**Task data:**
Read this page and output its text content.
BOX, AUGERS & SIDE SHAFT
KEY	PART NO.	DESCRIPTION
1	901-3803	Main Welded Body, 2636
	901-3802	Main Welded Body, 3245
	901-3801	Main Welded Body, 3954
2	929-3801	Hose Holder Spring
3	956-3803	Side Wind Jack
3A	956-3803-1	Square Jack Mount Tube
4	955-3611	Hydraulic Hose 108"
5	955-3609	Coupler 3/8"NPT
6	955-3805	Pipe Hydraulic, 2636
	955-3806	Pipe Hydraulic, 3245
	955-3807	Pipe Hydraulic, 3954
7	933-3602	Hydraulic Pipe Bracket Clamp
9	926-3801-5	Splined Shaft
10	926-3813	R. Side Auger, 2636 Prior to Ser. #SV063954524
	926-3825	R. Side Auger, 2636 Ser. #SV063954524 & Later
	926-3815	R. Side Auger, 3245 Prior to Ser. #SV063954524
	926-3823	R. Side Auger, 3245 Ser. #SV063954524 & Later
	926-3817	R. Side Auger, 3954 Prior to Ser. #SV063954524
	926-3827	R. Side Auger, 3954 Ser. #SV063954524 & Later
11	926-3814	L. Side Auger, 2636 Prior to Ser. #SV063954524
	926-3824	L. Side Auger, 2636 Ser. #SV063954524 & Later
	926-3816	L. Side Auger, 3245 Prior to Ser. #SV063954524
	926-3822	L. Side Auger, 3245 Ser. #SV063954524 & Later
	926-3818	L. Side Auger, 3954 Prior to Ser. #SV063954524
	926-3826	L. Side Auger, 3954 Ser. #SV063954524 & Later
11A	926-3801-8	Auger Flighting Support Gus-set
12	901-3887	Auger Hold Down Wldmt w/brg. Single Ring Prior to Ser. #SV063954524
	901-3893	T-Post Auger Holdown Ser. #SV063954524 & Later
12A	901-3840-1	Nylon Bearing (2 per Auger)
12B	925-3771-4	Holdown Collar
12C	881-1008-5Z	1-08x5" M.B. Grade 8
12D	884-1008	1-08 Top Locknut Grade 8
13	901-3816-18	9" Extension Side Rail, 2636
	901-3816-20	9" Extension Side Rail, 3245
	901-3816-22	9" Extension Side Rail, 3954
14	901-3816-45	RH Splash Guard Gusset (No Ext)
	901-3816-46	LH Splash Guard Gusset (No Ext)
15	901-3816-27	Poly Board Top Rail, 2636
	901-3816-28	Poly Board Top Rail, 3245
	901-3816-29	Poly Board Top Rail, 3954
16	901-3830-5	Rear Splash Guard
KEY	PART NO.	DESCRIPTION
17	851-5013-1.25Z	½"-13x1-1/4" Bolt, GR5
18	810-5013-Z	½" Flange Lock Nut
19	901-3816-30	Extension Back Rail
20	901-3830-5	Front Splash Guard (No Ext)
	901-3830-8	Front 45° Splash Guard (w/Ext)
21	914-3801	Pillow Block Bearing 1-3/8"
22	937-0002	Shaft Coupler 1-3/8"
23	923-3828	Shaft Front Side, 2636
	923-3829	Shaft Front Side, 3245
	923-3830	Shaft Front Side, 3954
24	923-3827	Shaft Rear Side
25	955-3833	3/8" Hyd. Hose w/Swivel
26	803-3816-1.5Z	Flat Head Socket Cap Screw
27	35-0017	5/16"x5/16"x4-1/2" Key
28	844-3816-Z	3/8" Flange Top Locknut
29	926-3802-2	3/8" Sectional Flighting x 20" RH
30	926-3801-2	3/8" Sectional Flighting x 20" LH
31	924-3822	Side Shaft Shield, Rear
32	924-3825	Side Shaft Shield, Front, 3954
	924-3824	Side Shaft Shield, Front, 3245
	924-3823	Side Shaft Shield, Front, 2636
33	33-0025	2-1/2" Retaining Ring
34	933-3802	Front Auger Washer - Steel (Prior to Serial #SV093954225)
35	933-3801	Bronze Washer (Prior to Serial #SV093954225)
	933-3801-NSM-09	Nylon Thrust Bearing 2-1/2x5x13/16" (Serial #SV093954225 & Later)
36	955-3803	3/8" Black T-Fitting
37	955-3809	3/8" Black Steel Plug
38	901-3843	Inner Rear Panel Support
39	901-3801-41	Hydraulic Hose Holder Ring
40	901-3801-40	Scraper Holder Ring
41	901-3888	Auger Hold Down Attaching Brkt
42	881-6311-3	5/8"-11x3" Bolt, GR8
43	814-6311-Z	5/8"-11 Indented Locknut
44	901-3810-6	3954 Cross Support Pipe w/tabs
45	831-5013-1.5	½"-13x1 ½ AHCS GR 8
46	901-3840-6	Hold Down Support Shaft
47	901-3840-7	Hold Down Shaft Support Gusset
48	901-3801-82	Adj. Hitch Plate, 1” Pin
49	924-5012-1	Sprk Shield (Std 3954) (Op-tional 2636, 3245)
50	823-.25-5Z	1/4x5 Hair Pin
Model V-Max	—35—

**Exercise:** Determine how many lines of the listing above hold the word "Gusset". Report that number without anything else.

**Task answer:** 3